(THE TASK)
Could you return the stretch of the blog post from "Thursday, November 27, 2014" through "my heart into.", copied word for word?

Thursday, November 27, 2014

Spread Too Thin

I have good news and bad news.

First the bad news. I don't expect to have the time, inspiration, nor energy to post on this blog for a little while. I'm not sure if I'll continue it at all. Here are a few factors influencing my thinking on this:

1) I've begun an exciting new venture that is very time consuming, but one I love pouring my heart into.

2) I feel my voice doesn't really add any value to what is already out there in the realm of reviewing area restaurants, museums, and events around Windsor Detroit. In fact, as someone who is basically a homebody, I am probably the last person who can be relied upon to get out there and cover the roasted chestnuts at Winterfest this Saturday, take wonderful snapshots of the Artcite receptions, or even review films at WIFF.

3) I am not a good photographer.

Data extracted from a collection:

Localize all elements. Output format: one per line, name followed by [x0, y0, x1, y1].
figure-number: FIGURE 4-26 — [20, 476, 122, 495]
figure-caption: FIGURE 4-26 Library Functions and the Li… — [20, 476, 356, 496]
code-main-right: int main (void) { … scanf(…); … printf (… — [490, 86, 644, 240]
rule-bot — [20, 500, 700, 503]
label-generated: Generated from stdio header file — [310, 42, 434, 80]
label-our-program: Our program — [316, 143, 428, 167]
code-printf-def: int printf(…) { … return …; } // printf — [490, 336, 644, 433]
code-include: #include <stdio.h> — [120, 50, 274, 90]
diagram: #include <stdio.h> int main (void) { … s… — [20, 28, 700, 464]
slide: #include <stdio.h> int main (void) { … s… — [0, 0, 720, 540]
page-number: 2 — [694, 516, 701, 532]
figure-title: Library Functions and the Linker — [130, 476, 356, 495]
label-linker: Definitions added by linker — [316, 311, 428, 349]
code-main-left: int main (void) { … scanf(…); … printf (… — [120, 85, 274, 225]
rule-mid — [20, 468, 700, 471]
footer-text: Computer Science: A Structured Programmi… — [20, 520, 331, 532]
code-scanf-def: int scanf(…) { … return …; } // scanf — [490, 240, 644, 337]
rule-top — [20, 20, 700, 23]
...
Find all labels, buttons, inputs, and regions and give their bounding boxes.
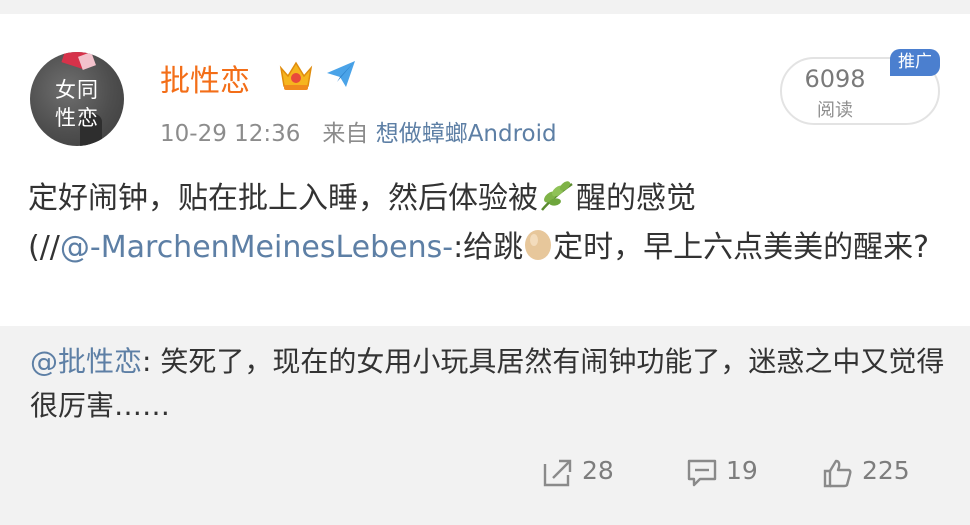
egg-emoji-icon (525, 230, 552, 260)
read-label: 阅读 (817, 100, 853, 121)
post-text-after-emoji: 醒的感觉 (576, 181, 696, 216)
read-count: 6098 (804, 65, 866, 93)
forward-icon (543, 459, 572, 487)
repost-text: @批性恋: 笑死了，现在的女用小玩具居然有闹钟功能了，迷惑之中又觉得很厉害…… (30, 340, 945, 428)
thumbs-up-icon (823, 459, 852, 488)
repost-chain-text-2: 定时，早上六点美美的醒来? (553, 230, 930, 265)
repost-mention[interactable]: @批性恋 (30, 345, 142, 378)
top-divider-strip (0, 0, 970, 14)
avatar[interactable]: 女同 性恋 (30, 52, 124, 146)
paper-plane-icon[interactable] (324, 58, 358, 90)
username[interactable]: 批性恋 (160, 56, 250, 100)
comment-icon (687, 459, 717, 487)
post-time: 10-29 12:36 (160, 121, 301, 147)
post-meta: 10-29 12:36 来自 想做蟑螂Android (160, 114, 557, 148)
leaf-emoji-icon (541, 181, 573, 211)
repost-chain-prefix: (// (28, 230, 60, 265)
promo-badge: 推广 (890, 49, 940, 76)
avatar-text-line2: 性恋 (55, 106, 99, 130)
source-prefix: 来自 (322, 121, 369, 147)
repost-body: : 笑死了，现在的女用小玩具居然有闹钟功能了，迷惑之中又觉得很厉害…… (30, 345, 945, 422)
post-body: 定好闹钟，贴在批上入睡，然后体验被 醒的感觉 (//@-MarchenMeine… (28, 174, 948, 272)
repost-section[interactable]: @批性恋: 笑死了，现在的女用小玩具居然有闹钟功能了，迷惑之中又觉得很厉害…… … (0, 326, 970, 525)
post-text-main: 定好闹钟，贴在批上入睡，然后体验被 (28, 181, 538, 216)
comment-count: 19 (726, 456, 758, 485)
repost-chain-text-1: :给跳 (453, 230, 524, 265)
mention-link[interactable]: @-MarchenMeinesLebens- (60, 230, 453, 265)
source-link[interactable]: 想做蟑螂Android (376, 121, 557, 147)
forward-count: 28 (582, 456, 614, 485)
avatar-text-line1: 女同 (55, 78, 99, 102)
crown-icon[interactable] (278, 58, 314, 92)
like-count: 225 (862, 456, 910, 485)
* * *
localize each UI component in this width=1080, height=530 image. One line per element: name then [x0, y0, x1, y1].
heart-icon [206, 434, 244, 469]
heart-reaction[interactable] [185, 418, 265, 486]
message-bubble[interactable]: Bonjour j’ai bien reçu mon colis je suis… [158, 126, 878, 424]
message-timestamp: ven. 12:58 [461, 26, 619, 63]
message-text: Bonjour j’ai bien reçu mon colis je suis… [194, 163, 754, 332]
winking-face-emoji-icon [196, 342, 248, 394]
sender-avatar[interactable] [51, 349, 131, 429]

(WRITTEN SOLUTION)
Thursday, November 27, 2014

Spread Too Thin

I have good news and bad news.

First the bad news. I don't expect to have the time, inspiration, nor energy to post on this blog for a little while. I'm not sure if I'll continue it at all. Here are a few factors influencing my thinking on this:

1) I've begun an exciting new venture that is very time consuming, but one I love pouring my heart into.